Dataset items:
= = = =
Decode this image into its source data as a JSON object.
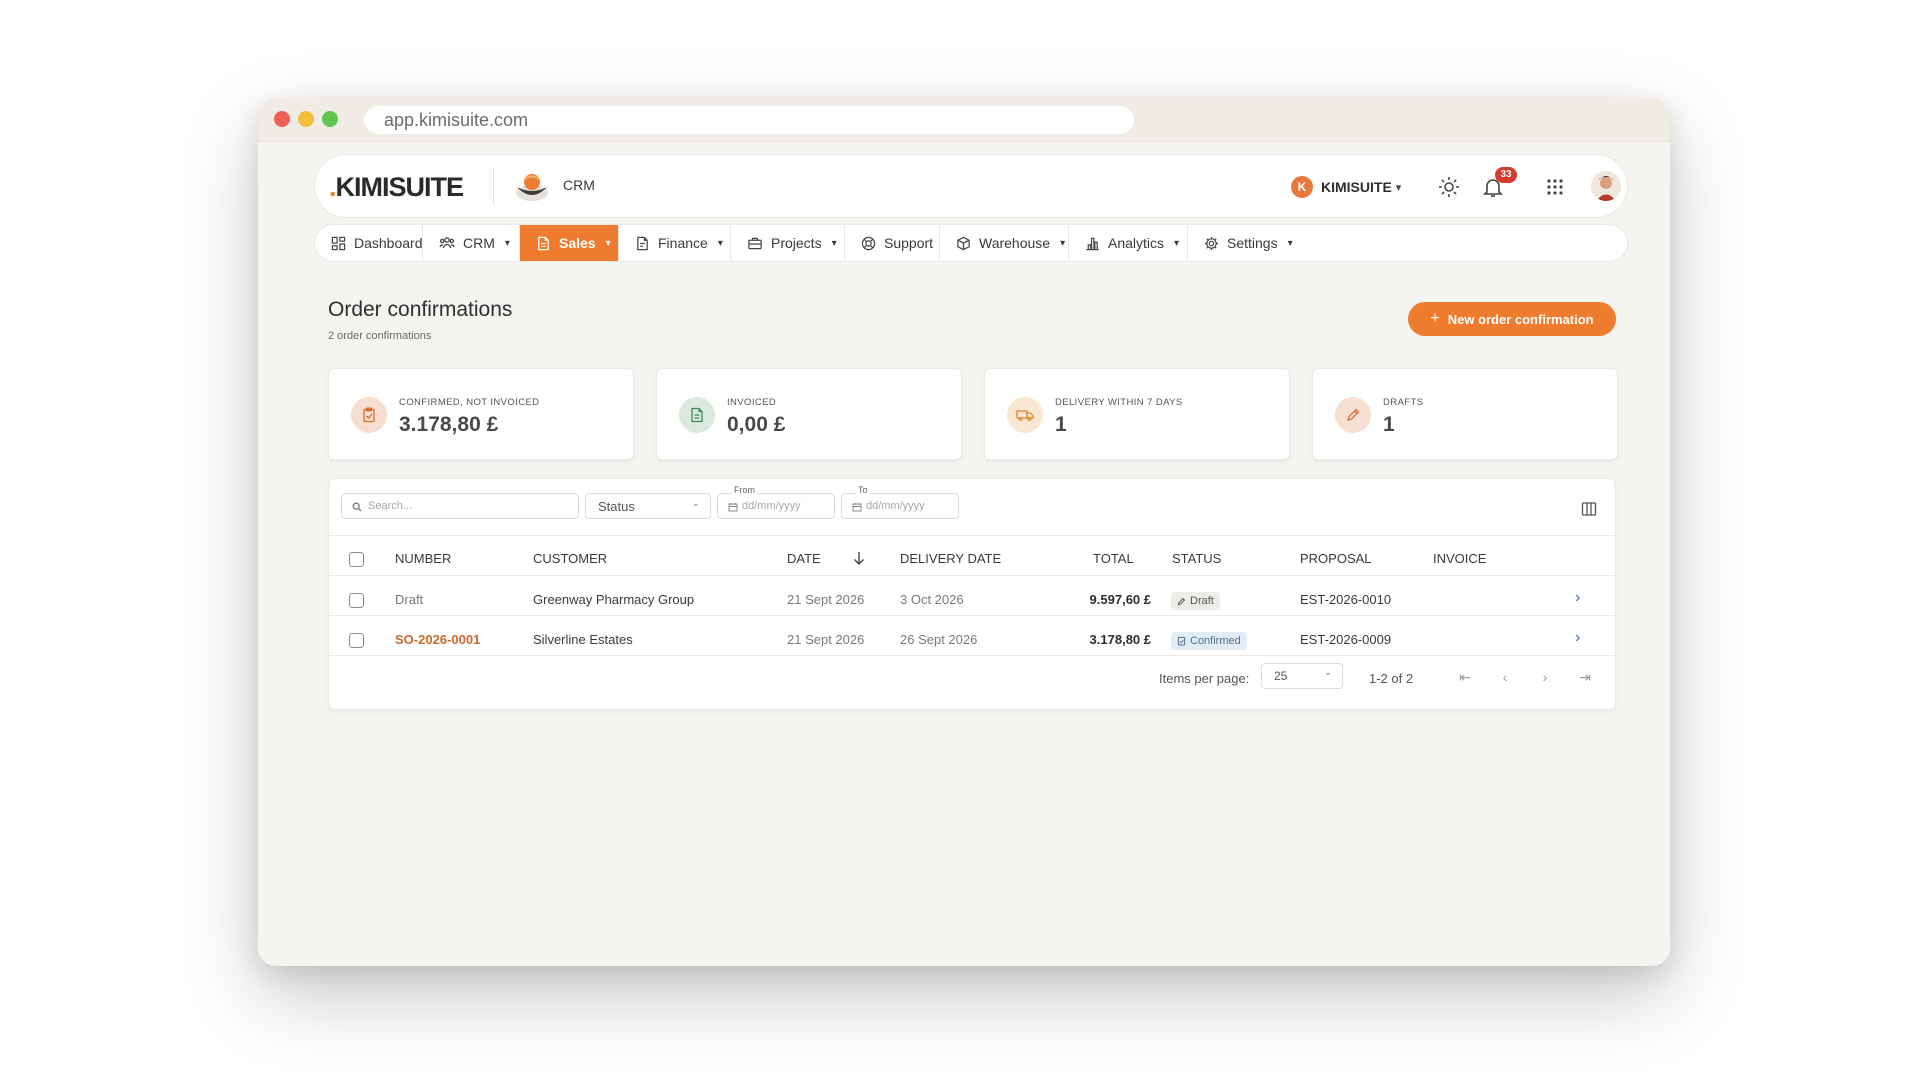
{
  "browser": {
    "url": "app.kimisuite.com"
  },
  "header": {
    "logo": "KIMISUITE",
    "app_label": "CRM",
    "company_initial": "K",
    "company_name": "KIMISUITE",
    "notification_count": "33"
  },
  "nav": {
    "items": [
      {
        "label": "Dashboard",
        "icon": "dashboard-icon",
        "has_caret": false
      },
      {
        "label": "CRM",
        "icon": "users-icon",
        "has_caret": true
      },
      {
        "label": "Sales",
        "icon": "document-icon",
        "has_caret": true,
        "active": true
      },
      {
        "label": "Finance",
        "icon": "file-icon",
        "has_caret": true
      },
      {
        "label": "Projects",
        "icon": "briefcase-icon",
        "has_caret": true
      },
      {
        "label": "Support",
        "icon": "lifebuoy-icon",
        "has_caret": false
      },
      {
        "label": "Warehouse",
        "icon": "box-icon",
        "has_caret": true
      },
      {
        "label": "Analytics",
        "icon": "bar-chart-icon",
        "has_caret": true
      },
      {
        "label": "Settings",
        "icon": "gear-icon",
        "has_caret": true
      }
    ]
  },
  "page": {
    "title": "Order confirmations",
    "subtitle": "2 order confirmations",
    "new_button": "New order confirmation"
  },
  "kpis": [
    {
      "label": "CONFIRMED, NOT INVOICED",
      "value": "3.178,80 £",
      "icon": "clipboard-check-icon",
      "color": "#f6dfd0"
    },
    {
      "label": "INVOICED",
      "value": "0,00 £",
      "icon": "invoice-icon",
      "color": "#dbe9df"
    },
    {
      "label": "DELIVERY WITHIN 7 DAYS",
      "value": "1",
      "icon": "truck-icon",
      "color": "#f8e7d2"
    },
    {
      "label": "DRAFTS",
      "value": "1",
      "icon": "pencil-icon",
      "color": "#f7dfd2"
    }
  ],
  "filters": {
    "search_placeholder": "Search...",
    "status_label": "Status",
    "from_label": "From",
    "from_placeholder": "dd/mm/yyyy",
    "to_label": "To",
    "to_placeholder": "dd/mm/yyyy"
  },
  "table": {
    "columns": [
      "NUMBER",
      "CUSTOMER",
      "DATE",
      "DELIVERY DATE",
      "TOTAL",
      "STATUS",
      "PROPOSAL",
      "INVOICE"
    ],
    "rows": [
      {
        "number": "Draft",
        "customer": "Greenway Pharmacy Group",
        "date": "21 Sept 2026",
        "delivery": "3 Oct 2026",
        "total": "9.597,60 £",
        "status": "Draft",
        "proposal": "EST-2026-0010",
        "invoice": ""
      },
      {
        "number": "SO-2026-0001",
        "customer": "Silverline Estates",
        "date": "21 Sept 2026",
        "delivery": "26 Sept 2026",
        "total": "3.178,80 £",
        "status": "Confirmed",
        "proposal": "EST-2026-0009",
        "invoice": ""
      }
    ]
  },
  "pagination": {
    "items_per_page_label": "Items per page:",
    "items_per_page": "25",
    "range": "1-2 of 2"
  },
  "colors": {
    "accent": "#ef7b2f",
    "link": "#c9692a"
  }
}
= = = =
### Given exercise
Without including any pictures, reproduce the listing exactly.

### Output of the exercise
Decode this image into its source data as a JSON object.
{
  "browser": {
    "url": "app.kimisuite.com"
  },
  "header": {
    "logo": "KIMISUITE",
    "app_label": "CRM",
    "company_initial": "K",
    "company_name": "KIMISUITE",
    "notification_count": "33"
  },
  "nav": {
    "items": [
      {
        "label": "Dashboard",
        "icon": "dashboard-icon",
        "has_caret": false
      },
      {
        "label": "CRM",
        "icon": "users-icon",
        "has_caret": true
      },
      {
        "label": "Sales",
        "icon": "document-icon",
        "has_caret": true,
        "active": true
      },
      {
        "label": "Finance",
        "icon": "file-icon",
        "has_caret": true
      },
      {
        "label": "Projects",
        "icon": "briefcase-icon",
        "has_caret": true
      },
      {
        "label": "Support",
        "icon": "lifebuoy-icon",
        "has_caret": false
      },
      {
        "label": "Warehouse",
        "icon": "box-icon",
        "has_caret": true
      },
      {
        "label": "Analytics",
        "icon": "bar-chart-icon",
        "has_caret": true
      },
      {
        "label": "Settings",
        "icon": "gear-icon",
        "has_caret": true
      }
    ]
  },
  "page": {
    "title": "Order confirmations",
    "subtitle": "2 order confirmations",
    "new_button": "New order confirmation"
  },
  "kpis": [
    {
      "label": "CONFIRMED, NOT INVOICED",
      "value": "3.178,80 £",
      "icon": "clipboard-check-icon",
      "color": "#f6dfd0"
    },
    {
      "label": "INVOICED",
      "value": "0,00 £",
      "icon": "invoice-icon",
      "color": "#dbe9df"
    },
    {
      "label": "DELIVERY WITHIN 7 DAYS",
      "value": "1",
      "icon": "truck-icon",
      "color": "#f8e7d2"
    },
    {
      "label": "DRAFTS",
      "value": "1",
      "icon": "pencil-icon",
      "color": "#f7dfd2"
    }
  ],
  "filters": {
    "search_placeholder": "Search...",
    "status_label": "Status",
    "from_label": "From",
    "from_placeholder": "dd/mm/yyyy",
    "to_label": "To",
    "to_placeholder": "dd/mm/yyyy"
  },
  "table": {
    "columns": [
      "NUMBER",
      "CUSTOMER",
      "DATE",
      "DELIVERY DATE",
      "TOTAL",
      "STATUS",
      "PROPOSAL",
      "INVOICE"
    ],
    "rows": [
      {
        "number": "Draft",
        "customer": "Greenway Pharmacy Group",
        "date": "21 Sept 2026",
        "delivery": "3 Oct 2026",
        "total": "9.597,60 £",
        "status": "Draft",
        "proposal": "EST-2026-0010",
        "invoice": ""
      },
      {
        "number": "SO-2026-0001",
        "customer": "Silverline Estates",
        "date": "21 Sept 2026",
        "delivery": "26 Sept 2026",
        "total": "3.178,80 £",
        "status": "Confirmed",
        "proposal": "EST-2026-0009",
        "invoice": ""
      }
    ]
  },
  "pagination": {
    "items_per_page_label": "Items per page:",
    "items_per_page": "25",
    "range": "1-2 of 2"
  },
  "colors": {
    "accent": "#ef7b2f",
    "link": "#c9692a"
  }
}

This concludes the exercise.